◆ **TASK REQUIREMENTS**: Gather all lines in the entries below that include the word "JSON".

◆ **EXTRACTED MATERIAL**:
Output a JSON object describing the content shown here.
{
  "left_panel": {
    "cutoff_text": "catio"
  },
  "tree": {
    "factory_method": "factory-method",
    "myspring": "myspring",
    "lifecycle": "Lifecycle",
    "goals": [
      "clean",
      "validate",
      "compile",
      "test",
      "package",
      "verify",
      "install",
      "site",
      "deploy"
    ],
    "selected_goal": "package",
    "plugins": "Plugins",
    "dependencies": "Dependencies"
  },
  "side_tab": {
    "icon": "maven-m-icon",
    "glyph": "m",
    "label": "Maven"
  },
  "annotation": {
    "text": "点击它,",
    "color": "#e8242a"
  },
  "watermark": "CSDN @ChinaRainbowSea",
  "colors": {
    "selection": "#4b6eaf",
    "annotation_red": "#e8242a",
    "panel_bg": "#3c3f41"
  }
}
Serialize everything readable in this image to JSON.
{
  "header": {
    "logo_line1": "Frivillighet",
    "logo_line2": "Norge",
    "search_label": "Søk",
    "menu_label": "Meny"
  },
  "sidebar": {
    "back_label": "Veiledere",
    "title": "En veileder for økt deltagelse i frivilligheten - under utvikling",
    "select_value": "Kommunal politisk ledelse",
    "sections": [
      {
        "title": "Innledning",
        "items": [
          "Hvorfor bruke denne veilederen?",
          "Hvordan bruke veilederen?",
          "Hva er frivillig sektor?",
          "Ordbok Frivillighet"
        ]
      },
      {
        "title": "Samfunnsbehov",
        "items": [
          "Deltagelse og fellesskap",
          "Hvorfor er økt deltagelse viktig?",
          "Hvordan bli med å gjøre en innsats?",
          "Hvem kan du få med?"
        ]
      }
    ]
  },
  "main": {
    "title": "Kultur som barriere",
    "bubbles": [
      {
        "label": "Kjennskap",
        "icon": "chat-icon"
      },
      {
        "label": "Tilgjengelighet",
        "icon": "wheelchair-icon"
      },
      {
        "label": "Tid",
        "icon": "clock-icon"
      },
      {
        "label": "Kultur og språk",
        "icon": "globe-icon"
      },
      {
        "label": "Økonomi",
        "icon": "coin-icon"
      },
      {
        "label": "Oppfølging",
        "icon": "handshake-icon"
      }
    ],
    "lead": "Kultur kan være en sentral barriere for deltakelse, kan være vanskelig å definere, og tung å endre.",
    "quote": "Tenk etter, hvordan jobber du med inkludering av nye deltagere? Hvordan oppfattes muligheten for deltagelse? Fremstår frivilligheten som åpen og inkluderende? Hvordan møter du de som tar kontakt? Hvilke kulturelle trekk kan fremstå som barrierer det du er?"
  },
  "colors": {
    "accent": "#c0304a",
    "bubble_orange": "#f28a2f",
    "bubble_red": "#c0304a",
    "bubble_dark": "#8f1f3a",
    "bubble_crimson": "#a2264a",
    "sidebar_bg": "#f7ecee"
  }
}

◆ **OUTPUT OF THE TASK**:
Output a JSON object describing the content shown here.
Serialize everything readable in this image to JSON.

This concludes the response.